### Data supplied
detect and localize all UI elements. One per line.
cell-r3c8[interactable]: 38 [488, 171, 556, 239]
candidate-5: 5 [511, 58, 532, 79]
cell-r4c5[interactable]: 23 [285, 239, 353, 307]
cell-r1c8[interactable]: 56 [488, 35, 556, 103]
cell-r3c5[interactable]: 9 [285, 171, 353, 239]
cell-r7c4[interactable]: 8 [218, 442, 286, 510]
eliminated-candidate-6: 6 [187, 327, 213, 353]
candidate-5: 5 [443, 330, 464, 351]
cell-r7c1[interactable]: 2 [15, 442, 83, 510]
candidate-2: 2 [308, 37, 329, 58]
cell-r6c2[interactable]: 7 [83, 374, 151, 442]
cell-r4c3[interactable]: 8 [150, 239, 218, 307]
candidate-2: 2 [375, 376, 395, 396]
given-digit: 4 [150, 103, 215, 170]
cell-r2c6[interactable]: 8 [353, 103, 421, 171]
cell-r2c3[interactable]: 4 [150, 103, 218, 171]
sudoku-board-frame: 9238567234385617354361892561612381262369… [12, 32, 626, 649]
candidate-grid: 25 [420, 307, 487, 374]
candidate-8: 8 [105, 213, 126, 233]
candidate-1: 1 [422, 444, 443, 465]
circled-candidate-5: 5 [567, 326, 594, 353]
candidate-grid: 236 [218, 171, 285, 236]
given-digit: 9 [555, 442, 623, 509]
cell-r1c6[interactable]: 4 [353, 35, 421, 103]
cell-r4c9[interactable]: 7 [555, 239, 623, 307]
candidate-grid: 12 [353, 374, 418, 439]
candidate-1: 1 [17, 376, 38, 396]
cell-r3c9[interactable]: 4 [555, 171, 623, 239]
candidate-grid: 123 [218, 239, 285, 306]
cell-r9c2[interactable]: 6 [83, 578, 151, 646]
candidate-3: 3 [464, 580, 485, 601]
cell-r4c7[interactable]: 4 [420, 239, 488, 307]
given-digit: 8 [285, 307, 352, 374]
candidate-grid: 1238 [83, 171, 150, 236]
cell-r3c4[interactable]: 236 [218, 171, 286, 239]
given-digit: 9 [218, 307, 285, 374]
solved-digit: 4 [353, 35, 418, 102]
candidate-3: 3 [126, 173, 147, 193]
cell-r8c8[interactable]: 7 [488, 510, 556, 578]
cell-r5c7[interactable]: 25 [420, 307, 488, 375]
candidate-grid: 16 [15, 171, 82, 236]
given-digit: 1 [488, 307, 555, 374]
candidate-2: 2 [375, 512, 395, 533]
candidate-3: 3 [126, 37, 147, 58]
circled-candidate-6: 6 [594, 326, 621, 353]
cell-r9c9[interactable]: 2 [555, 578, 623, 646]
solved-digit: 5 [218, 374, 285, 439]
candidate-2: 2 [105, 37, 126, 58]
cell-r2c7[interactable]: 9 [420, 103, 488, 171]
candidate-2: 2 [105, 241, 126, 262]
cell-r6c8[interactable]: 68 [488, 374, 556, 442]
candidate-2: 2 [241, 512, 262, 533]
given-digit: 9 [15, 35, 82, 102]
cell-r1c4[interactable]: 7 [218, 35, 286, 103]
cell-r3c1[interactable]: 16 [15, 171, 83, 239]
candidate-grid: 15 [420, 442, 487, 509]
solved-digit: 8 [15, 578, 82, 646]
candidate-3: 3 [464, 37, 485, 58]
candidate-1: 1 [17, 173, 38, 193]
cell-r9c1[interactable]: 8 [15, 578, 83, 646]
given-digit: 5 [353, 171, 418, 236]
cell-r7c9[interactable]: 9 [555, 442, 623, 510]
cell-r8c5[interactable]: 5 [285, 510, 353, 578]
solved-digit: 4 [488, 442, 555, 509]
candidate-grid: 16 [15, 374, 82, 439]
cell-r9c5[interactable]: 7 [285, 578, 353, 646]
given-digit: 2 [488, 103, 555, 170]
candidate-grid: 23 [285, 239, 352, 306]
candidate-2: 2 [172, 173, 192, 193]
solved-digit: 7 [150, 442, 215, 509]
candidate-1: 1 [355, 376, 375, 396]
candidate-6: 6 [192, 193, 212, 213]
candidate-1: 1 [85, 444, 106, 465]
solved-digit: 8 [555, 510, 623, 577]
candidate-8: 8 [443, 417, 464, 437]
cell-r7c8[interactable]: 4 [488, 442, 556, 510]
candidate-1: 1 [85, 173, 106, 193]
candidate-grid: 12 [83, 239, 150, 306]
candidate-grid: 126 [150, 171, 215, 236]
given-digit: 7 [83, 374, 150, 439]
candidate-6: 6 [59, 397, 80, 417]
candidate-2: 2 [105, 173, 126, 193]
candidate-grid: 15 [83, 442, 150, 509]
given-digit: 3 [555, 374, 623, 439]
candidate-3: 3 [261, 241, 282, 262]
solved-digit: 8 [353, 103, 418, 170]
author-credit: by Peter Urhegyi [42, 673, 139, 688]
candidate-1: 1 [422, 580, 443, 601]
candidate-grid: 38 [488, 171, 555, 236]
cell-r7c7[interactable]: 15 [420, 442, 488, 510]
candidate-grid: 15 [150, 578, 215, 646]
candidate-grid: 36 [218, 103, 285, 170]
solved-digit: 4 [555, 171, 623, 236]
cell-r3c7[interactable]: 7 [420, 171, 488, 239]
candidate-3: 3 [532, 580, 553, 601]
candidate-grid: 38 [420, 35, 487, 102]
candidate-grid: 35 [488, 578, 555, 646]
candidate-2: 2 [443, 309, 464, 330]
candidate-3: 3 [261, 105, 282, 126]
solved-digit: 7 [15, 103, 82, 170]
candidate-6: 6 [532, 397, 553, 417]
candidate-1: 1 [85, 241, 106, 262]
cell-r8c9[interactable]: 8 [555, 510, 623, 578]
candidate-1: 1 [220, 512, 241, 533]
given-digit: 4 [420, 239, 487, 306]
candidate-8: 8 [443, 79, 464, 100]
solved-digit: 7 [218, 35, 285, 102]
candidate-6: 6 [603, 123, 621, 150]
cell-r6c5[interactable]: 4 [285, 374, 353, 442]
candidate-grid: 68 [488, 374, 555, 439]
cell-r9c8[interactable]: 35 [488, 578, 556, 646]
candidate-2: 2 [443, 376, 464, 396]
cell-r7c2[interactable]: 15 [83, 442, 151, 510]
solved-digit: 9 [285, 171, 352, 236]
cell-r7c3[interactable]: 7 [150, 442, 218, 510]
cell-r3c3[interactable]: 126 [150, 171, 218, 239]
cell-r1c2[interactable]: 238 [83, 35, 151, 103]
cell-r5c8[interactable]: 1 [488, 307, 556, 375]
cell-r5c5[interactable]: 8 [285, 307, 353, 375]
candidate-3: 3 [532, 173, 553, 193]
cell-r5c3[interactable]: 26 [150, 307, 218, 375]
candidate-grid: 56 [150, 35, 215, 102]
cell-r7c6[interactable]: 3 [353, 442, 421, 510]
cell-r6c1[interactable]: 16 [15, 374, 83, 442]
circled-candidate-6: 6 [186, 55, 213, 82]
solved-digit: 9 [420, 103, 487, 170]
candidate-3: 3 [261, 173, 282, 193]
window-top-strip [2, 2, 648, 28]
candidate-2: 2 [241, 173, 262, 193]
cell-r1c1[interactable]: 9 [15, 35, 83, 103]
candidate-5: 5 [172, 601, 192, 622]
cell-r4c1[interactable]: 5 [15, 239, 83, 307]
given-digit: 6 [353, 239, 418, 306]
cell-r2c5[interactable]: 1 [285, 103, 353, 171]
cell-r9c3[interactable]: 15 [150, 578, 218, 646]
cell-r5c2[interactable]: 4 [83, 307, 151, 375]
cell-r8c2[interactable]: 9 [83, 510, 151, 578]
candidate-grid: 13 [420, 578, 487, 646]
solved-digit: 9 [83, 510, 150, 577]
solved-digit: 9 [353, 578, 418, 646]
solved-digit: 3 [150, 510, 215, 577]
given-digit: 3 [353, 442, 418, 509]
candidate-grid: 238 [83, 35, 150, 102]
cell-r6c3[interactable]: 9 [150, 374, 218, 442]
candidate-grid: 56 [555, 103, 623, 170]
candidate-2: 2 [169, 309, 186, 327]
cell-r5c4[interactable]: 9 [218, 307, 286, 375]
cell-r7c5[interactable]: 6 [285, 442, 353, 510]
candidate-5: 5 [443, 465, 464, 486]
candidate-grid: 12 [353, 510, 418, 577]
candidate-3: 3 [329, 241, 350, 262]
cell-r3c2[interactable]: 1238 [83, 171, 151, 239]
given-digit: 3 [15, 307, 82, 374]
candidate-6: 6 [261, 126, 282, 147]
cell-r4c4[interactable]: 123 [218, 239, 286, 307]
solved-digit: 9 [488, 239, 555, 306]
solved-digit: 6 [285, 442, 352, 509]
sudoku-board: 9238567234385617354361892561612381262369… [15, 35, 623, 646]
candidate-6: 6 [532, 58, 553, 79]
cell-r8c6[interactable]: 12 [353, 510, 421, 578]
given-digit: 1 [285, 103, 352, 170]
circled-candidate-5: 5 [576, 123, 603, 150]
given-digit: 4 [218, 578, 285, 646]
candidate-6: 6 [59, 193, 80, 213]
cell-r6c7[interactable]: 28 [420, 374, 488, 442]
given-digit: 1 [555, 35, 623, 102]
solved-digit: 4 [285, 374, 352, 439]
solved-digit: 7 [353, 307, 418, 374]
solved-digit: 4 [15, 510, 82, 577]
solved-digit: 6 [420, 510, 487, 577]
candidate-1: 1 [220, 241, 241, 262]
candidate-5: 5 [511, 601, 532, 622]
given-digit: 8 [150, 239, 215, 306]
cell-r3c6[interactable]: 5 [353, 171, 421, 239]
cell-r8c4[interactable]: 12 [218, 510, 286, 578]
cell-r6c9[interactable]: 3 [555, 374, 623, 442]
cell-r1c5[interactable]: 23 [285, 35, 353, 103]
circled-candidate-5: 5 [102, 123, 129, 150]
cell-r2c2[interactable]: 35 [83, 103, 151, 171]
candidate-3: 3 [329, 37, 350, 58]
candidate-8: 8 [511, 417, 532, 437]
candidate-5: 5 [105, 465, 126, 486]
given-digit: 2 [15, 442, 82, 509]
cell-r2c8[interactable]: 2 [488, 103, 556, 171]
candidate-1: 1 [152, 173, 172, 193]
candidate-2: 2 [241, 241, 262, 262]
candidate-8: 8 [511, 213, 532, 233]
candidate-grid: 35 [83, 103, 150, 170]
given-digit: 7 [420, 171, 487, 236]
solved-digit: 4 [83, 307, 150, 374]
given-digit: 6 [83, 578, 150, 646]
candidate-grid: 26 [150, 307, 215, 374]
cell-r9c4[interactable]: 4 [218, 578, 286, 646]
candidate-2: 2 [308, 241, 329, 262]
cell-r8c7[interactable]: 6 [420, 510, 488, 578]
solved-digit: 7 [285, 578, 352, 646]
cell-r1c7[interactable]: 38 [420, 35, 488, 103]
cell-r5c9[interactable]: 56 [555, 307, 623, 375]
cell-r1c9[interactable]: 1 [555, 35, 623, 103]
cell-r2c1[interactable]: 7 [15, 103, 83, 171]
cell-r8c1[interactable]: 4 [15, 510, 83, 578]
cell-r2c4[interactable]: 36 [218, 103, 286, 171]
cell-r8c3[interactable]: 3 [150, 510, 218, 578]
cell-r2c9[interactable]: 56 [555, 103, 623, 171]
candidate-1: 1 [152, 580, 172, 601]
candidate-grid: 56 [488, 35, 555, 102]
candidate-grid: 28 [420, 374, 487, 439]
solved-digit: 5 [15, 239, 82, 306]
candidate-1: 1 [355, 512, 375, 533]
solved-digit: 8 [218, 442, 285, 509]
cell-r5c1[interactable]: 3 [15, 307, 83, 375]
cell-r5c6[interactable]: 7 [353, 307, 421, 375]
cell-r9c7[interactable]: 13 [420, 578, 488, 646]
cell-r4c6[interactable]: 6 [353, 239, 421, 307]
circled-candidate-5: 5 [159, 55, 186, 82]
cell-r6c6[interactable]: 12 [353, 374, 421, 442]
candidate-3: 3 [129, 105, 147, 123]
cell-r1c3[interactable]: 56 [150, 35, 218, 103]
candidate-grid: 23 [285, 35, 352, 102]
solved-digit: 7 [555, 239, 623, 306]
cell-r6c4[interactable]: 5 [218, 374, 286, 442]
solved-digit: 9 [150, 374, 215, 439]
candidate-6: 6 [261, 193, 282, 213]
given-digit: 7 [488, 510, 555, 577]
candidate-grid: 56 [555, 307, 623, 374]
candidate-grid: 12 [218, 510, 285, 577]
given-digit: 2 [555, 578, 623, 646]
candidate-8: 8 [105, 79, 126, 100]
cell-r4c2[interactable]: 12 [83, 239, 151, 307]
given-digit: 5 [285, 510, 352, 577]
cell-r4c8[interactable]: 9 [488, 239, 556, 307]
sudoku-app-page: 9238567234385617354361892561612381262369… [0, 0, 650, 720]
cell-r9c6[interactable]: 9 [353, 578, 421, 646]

### Brief
Rewrite the listing from its first line through the line that contains "candidate-2: 2 [375, 376, 395, 396]", substituting "selectable" for each "interactable" and leaving everything else unchanged.

### Answer to this exercise
detect and localize all UI elements. One per line.
cell-r3c8[selectable]: 38 [488, 171, 556, 239]
candidate-5: 5 [511, 58, 532, 79]
cell-r4c5[selectable]: 23 [285, 239, 353, 307]
cell-r1c8[selectable]: 56 [488, 35, 556, 103]
cell-r3c5[selectable]: 9 [285, 171, 353, 239]
cell-r7c4[selectable]: 8 [218, 442, 286, 510]
eliminated-candidate-6: 6 [187, 327, 213, 353]
candidate-5: 5 [443, 330, 464, 351]
cell-r7c1[selectable]: 2 [15, 442, 83, 510]
candidate-2: 2 [308, 37, 329, 58]
cell-r6c2[selectable]: 7 [83, 374, 151, 442]
cell-r4c3[selectable]: 8 [150, 239, 218, 307]
candidate-2: 2 [375, 376, 395, 396]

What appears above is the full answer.